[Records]
──────

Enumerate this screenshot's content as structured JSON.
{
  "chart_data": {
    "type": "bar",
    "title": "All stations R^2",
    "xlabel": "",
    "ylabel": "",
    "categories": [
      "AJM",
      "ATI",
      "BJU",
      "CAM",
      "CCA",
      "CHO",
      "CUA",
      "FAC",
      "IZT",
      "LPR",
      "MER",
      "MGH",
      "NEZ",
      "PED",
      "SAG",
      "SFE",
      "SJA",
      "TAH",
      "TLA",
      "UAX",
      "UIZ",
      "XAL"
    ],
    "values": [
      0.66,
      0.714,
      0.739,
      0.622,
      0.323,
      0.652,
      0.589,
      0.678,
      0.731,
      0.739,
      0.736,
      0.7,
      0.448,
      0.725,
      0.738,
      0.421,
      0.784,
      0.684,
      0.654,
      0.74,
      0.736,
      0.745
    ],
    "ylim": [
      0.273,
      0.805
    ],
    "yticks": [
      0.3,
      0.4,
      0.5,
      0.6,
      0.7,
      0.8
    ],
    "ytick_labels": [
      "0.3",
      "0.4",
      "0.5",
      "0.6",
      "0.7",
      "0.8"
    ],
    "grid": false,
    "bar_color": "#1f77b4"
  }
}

──────

EXERCISE DIRECTIONS:
Extract the full listing and reproduce each line exactly.

FULL OUTPUT:
Enumerate this screenshot's content as structured JSON.
{
  "chart_data": {
    "type": "bar",
    "title": "All stations R^2",
    "xlabel": "",
    "ylabel": "",
    "categories": [
      "AJM",
      "ATI",
      "BJU",
      "CAM",
      "CCA",
      "CHO",
      "CUA",
      "FAC",
      "IZT",
      "LPR",
      "MER",
      "MGH",
      "NEZ",
      "PED",
      "SAG",
      "SFE",
      "SJA",
      "TAH",
      "TLA",
      "UAX",
      "UIZ",
      "XAL"
    ],
    "values": [
      0.66,
      0.714,
      0.739,
      0.622,
      0.323,
      0.652,
      0.589,
      0.678,
      0.731,
      0.739,
      0.736,
      0.7,
      0.448,
      0.725,
      0.738,
      0.421,
      0.784,
      0.684,
      0.654,
      0.74,
      0.736,
      0.745
    ],
    "ylim": [
      0.273,
      0.805
    ],
    "yticks": [
      0.3,
      0.4,
      0.5,
      0.6,
      0.7,
      0.8
    ],
    "ytick_labels": [
      "0.3",
      "0.4",
      "0.5",
      "0.6",
      "0.7",
      "0.8"
    ],
    "grid": false,
    "bar_color": "#1f77b4"
  }
}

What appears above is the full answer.